# EXERCISE DIRECTIONS
Each record below is to be reproduced without any change.
┄┄┄┄┄┄┄┄┄┄┄┄┄┄┄┄┄┄┄┄
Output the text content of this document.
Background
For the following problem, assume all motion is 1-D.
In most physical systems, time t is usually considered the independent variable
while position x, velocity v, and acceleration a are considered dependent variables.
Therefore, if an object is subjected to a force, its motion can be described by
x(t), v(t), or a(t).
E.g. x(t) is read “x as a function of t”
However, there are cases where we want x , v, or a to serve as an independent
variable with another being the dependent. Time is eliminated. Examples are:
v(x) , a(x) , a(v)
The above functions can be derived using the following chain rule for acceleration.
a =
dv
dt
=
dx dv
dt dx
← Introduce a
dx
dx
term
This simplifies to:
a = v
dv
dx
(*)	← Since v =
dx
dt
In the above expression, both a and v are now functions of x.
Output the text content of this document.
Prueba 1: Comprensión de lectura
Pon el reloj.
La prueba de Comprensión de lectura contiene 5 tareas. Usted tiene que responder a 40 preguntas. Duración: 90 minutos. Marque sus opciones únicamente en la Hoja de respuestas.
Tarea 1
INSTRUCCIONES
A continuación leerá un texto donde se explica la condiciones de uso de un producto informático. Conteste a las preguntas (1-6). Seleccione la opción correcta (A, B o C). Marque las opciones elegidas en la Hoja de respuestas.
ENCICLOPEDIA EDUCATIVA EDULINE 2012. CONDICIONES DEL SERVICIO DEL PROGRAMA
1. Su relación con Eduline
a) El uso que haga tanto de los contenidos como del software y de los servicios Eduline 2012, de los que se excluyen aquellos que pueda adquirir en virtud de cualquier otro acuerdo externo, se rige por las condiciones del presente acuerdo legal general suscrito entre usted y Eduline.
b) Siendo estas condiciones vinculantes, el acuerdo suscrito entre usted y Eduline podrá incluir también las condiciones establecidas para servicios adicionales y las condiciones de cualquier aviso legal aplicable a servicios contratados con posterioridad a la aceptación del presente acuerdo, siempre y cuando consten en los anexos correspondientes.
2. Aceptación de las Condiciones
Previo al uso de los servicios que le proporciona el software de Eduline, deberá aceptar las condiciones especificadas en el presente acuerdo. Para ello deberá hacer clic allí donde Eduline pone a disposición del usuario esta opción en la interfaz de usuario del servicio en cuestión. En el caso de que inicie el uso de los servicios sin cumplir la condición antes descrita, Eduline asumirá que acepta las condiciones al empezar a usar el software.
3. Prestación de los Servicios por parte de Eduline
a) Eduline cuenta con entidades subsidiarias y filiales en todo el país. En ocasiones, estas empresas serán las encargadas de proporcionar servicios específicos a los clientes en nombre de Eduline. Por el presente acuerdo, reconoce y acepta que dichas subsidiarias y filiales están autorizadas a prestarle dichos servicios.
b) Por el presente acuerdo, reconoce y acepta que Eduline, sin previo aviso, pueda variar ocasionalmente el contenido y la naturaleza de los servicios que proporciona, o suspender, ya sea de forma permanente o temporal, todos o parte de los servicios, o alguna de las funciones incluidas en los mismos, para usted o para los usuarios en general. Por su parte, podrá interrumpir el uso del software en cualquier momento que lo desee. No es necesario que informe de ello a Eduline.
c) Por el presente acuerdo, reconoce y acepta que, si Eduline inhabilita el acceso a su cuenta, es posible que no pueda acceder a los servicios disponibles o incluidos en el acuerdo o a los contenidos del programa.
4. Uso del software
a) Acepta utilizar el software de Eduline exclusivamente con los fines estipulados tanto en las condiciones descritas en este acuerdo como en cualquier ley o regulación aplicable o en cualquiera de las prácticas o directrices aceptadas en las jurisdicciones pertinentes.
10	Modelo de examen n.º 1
┄┄┄┄┄┄┄┄┄┄┄┄┄┄┄┄┄┄┄┄
# THE RESULT
Output the text content of this document.
Background
For the following problem, assume all motion is 1-D.
In most physical systems, time t is usually considered the independent variable
while position x, velocity v, and acceleration a are considered dependent variables.
Therefore, if an object is subjected to a force, its motion can be described by
x(t), v(t), or a(t).
E.g. x(t) is read “x as a function of t”
However, there are cases where we want x , v, or a to serve as an independent
variable with another being the dependent. Time is eliminated. Examples are:
v(x) , a(x) , a(v)
The above functions can be derived using the following chain rule for acceleration.
a =
dv
dt
=
dx dv
dt dx
← Introduce a
dx
dx
term
This simplifies to:
a = v
dv
dx
(*)	← Since v =
dx
dt
In the above expression, both a and v are now functions of x.
Output the text content of this document.
Prueba 1: Comprensión de lectura
Pon el reloj.
La prueba de Comprensión de lectura contiene 5 tareas. Usted tiene que responder a 40 preguntas. Duración: 90 minutos. Marque sus opciones únicamente en la Hoja de respuestas.
Tarea 1
INSTRUCCIONES
A continuación leerá un texto donde se explica la condiciones de uso de un producto informático. Conteste a las preguntas (1-6). Seleccione la opción correcta (A, B o C). Marque las opciones elegidas en la Hoja de respuestas.
ENCICLOPEDIA EDUCATIVA EDULINE 2012. CONDICIONES DEL SERVICIO DEL PROGRAMA
1. Su relación con Eduline
a) El uso que haga tanto de los contenidos como del software y de los servicios Eduline 2012, de los que se excluyen aquellos que pueda adquirir en virtud de cualquier otro acuerdo externo, se rige por las condiciones del presente acuerdo legal general suscrito entre usted y Eduline.
b) Siendo estas condiciones vinculantes, el acuerdo suscrito entre usted y Eduline podrá incluir también las condiciones establecidas para servicios adicionales y las condiciones de cualquier aviso legal aplicable a servicios contratados con posterioridad a la aceptación del presente acuerdo, siempre y cuando consten en los anexos correspondientes.
2. Aceptación de las Condiciones
Previo al uso de los servicios que le proporciona el software de Eduline, deberá aceptar las condiciones especificadas en el presente acuerdo. Para ello deberá hacer clic allí donde Eduline pone a disposición del usuario esta opción en la interfaz de usuario del servicio en cuestión. En el caso de que inicie el uso de los servicios sin cumplir la condición antes descrita, Eduline asumirá que acepta las condiciones al empezar a usar el software.
3. Prestación de los Servicios por parte de Eduline
a) Eduline cuenta con entidades subsidiarias y filiales en todo el país. En ocasiones, estas empresas serán las encargadas de proporcionar servicios específicos a los clientes en nombre de Eduline. Por el presente acuerdo, reconoce y acepta que dichas subsidiarias y filiales están autorizadas a prestarle dichos servicios.
b) Por el presente acuerdo, reconoce y acepta que Eduline, sin previo aviso, pueda variar ocasionalmente el contenido y la naturaleza de los servicios que proporciona, o suspender, ya sea de forma permanente o temporal, todos o parte de los servicios, o alguna de las funciones incluidas en los mismos, para usted o para los usuarios en general. Por su parte, podrá interrumpir el uso del software en cualquier momento que lo desee. No es necesario que informe de ello a Eduline.
c) Por el presente acuerdo, reconoce y acepta que, si Eduline inhabilita el acceso a su cuenta, es posible que no pueda acceder a los servicios disponibles o incluidos en el acuerdo o a los contenidos del programa.
4. Uso del software
a) Acepta utilizar el software de Eduline exclusivamente con los fines estipulados tanto en las condiciones descritas en este acuerdo como en cualquier ley o regulación aplicable o en cualquiera de las prácticas o directrices aceptadas en las jurisdicciones pertinentes.
10	Modelo de examen n.º 1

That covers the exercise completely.